### Problem requirements
Please transcribe the listing below in full and word for word, without its pictures.

──────── Data provided

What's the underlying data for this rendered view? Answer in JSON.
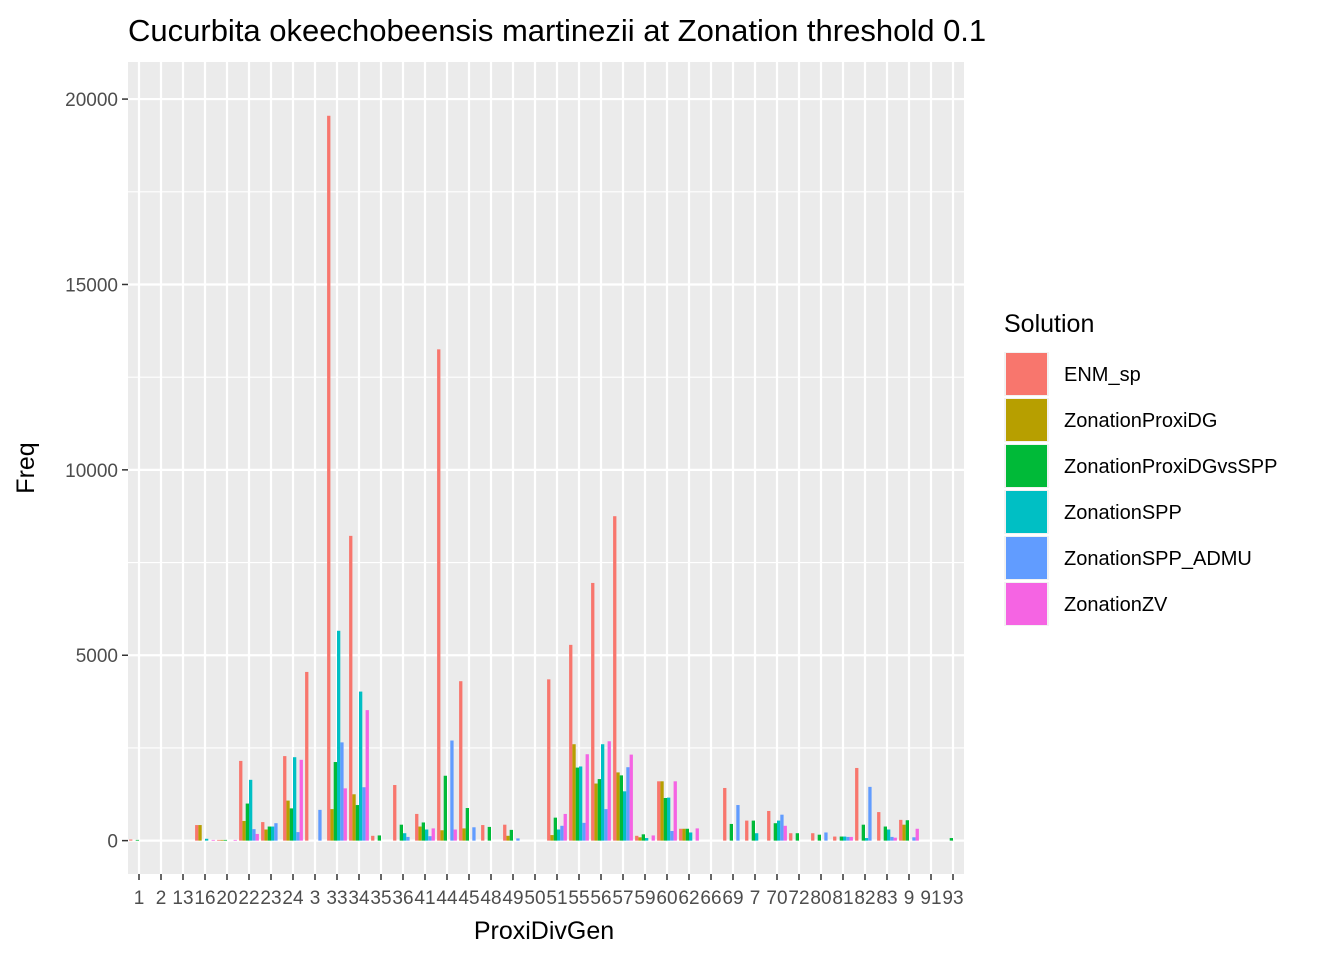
{
  "chart_data": {
    "type": "bar",
    "title": "Cucurbita okeechobeensis martinezii at Zonation threshold 0.1",
    "xlabel": "ProxiDivGen",
    "ylabel": "Freq",
    "ylim": [
      -900,
      21000
    ],
    "yticks": [
      0,
      5000,
      10000,
      15000,
      20000
    ],
    "grid": true,
    "legend_position": "right",
    "legend_title": "Solution",
    "categories": [
      "1",
      "2",
      "13",
      "16",
      "20",
      "22",
      "23",
      "24",
      "3",
      "33",
      "34",
      "35",
      "36",
      "41",
      "44",
      "45",
      "48",
      "49",
      "50",
      "51",
      "55",
      "56",
      "57",
      "59",
      "60",
      "62",
      "66",
      "69",
      "7",
      "70",
      "72",
      "80",
      "81",
      "82",
      "83",
      "9",
      "91",
      "93"
    ],
    "x_tick_labels": [
      "1",
      "2",
      "13",
      "16",
      "20",
      "22",
      "23",
      "24",
      "3",
      "33",
      "34",
      "35",
      "36",
      "41",
      "44",
      "45",
      "48",
      "49",
      "50",
      "51",
      "55",
      "56",
      "57",
      "59",
      "60",
      "62",
      "66",
      "69",
      "7",
      "70",
      "72",
      "80",
      "81",
      "82",
      "83",
      "9",
      "91",
      "93"
    ],
    "series": [
      {
        "name": "ENM_sp",
        "color": "#F8766D",
        "values": [
          30,
          0,
          0,
          420,
          20,
          2150,
          500,
          2280,
          4550,
          19550,
          8220,
          130,
          1500,
          720,
          13250,
          4300,
          420,
          430,
          0,
          4350,
          5280,
          6950,
          8750,
          130,
          1600,
          320,
          0,
          1420,
          540,
          800,
          200,
          200,
          110,
          1960,
          770,
          560,
          0,
          0
        ]
      },
      {
        "name": "ZonationProxiDG",
        "color": "#B79F00",
        "values": [
          0,
          0,
          0,
          420,
          20,
          530,
          300,
          1080,
          0,
          850,
          1250,
          0,
          0,
          380,
          280,
          330,
          0,
          130,
          0,
          150,
          2600,
          1540,
          1840,
          90,
          1600,
          320,
          0,
          0,
          0,
          0,
          0,
          0,
          0,
          0,
          0,
          430,
          0,
          0
        ]
      },
      {
        "name": "ZonationProxiDGvsSPP",
        "color": "#00BA38",
        "values": [
          20,
          0,
          0,
          0,
          20,
          1000,
          380,
          870,
          0,
          2120,
          960,
          140,
          430,
          490,
          1750,
          880,
          370,
          290,
          0,
          620,
          1970,
          1660,
          1760,
          170,
          1150,
          320,
          0,
          450,
          540,
          470,
          200,
          160,
          110,
          430,
          380,
          550,
          0,
          70
        ]
      },
      {
        "name": "ZonationSPP",
        "color": "#00BFC4",
        "values": [
          0,
          0,
          0,
          50,
          0,
          1640,
          380,
          2250,
          0,
          5660,
          4020,
          0,
          200,
          300,
          0,
          0,
          0,
          0,
          0,
          300,
          2000,
          2600,
          1330,
          70,
          1160,
          220,
          0,
          0,
          200,
          540,
          0,
          0,
          110,
          70,
          300,
          0,
          0,
          0
        ]
      },
      {
        "name": "ZonationSPP_ADMU",
        "color": "#619CFF",
        "values": [
          0,
          0,
          0,
          0,
          0,
          310,
          470,
          230,
          830,
          2650,
          1440,
          0,
          100,
          120,
          2700,
          360,
          0,
          60,
          0,
          400,
          480,
          850,
          1980,
          0,
          260,
          0,
          0,
          960,
          0,
          700,
          0,
          220,
          100,
          1450,
          100,
          90,
          0,
          0
        ]
      },
      {
        "name": "ZonationZV",
        "color": "#F564E3",
        "values": [
          0,
          0,
          0,
          20,
          20,
          180,
          0,
          2180,
          0,
          1410,
          3520,
          0,
          0,
          330,
          300,
          0,
          0,
          0,
          0,
          720,
          2330,
          2680,
          2320,
          140,
          1600,
          330,
          0,
          0,
          0,
          400,
          0,
          0,
          100,
          0,
          80,
          320,
          0,
          0
        ]
      }
    ]
  }
}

────────────────

### Response to the task
What's the underlying data for this rendered view? Answer in JSON.
{
  "chart_data": {
    "type": "bar",
    "title": "Cucurbita okeechobeensis martinezii at Zonation threshold 0.1",
    "xlabel": "ProxiDivGen",
    "ylabel": "Freq",
    "ylim": [
      -900,
      21000
    ],
    "yticks": [
      0,
      5000,
      10000,
      15000,
      20000
    ],
    "grid": true,
    "legend_position": "right",
    "legend_title": "Solution",
    "categories": [
      "1",
      "2",
      "13",
      "16",
      "20",
      "22",
      "23",
      "24",
      "3",
      "33",
      "34",
      "35",
      "36",
      "41",
      "44",
      "45",
      "48",
      "49",
      "50",
      "51",
      "55",
      "56",
      "57",
      "59",
      "60",
      "62",
      "66",
      "69",
      "7",
      "70",
      "72",
      "80",
      "81",
      "82",
      "83",
      "9",
      "91",
      "93"
    ],
    "x_tick_labels": [
      "1",
      "2",
      "13",
      "16",
      "20",
      "22",
      "23",
      "24",
      "3",
      "33",
      "34",
      "35",
      "36",
      "41",
      "44",
      "45",
      "48",
      "49",
      "50",
      "51",
      "55",
      "56",
      "57",
      "59",
      "60",
      "62",
      "66",
      "69",
      "7",
      "70",
      "72",
      "80",
      "81",
      "82",
      "83",
      "9",
      "91",
      "93"
    ],
    "series": [
      {
        "name": "ENM_sp",
        "color": "#F8766D",
        "values": [
          30,
          0,
          0,
          420,
          20,
          2150,
          500,
          2280,
          4550,
          19550,
          8220,
          130,
          1500,
          720,
          13250,
          4300,
          420,
          430,
          0,
          4350,
          5280,
          6950,
          8750,
          130,
          1600,
          320,
          0,
          1420,
          540,
          800,
          200,
          200,
          110,
          1960,
          770,
          560,
          0,
          0
        ]
      },
      {
        "name": "ZonationProxiDG",
        "color": "#B79F00",
        "values": [
          0,
          0,
          0,
          420,
          20,
          530,
          300,
          1080,
          0,
          850,
          1250,
          0,
          0,
          380,
          280,
          330,
          0,
          130,
          0,
          150,
          2600,
          1540,
          1840,
          90,
          1600,
          320,
          0,
          0,
          0,
          0,
          0,
          0,
          0,
          0,
          0,
          430,
          0,
          0
        ]
      },
      {
        "name": "ZonationProxiDGvsSPP",
        "color": "#00BA38",
        "values": [
          20,
          0,
          0,
          0,
          20,
          1000,
          380,
          870,
          0,
          2120,
          960,
          140,
          430,
          490,
          1750,
          880,
          370,
          290,
          0,
          620,
          1970,
          1660,
          1760,
          170,
          1150,
          320,
          0,
          450,
          540,
          470,
          200,
          160,
          110,
          430,
          380,
          550,
          0,
          70
        ]
      },
      {
        "name": "ZonationSPP",
        "color": "#00BFC4",
        "values": [
          0,
          0,
          0,
          50,
          0,
          1640,
          380,
          2250,
          0,
          5660,
          4020,
          0,
          200,
          300,
          0,
          0,
          0,
          0,
          0,
          300,
          2000,
          2600,
          1330,
          70,
          1160,
          220,
          0,
          0,
          200,
          540,
          0,
          0,
          110,
          70,
          300,
          0,
          0,
          0
        ]
      },
      {
        "name": "ZonationSPP_ADMU",
        "color": "#619CFF",
        "values": [
          0,
          0,
          0,
          0,
          0,
          310,
          470,
          230,
          830,
          2650,
          1440,
          0,
          100,
          120,
          2700,
          360,
          0,
          60,
          0,
          400,
          480,
          850,
          1980,
          0,
          260,
          0,
          0,
          960,
          0,
          700,
          0,
          220,
          100,
          1450,
          100,
          90,
          0,
          0
        ]
      },
      {
        "name": "ZonationZV",
        "color": "#F564E3",
        "values": [
          0,
          0,
          0,
          20,
          20,
          180,
          0,
          2180,
          0,
          1410,
          3520,
          0,
          0,
          330,
          300,
          0,
          0,
          0,
          0,
          720,
          2330,
          2680,
          2320,
          140,
          1600,
          330,
          0,
          0,
          0,
          400,
          0,
          0,
          100,
          0,
          80,
          320,
          0,
          0
        ]
      }
    ]
  }
}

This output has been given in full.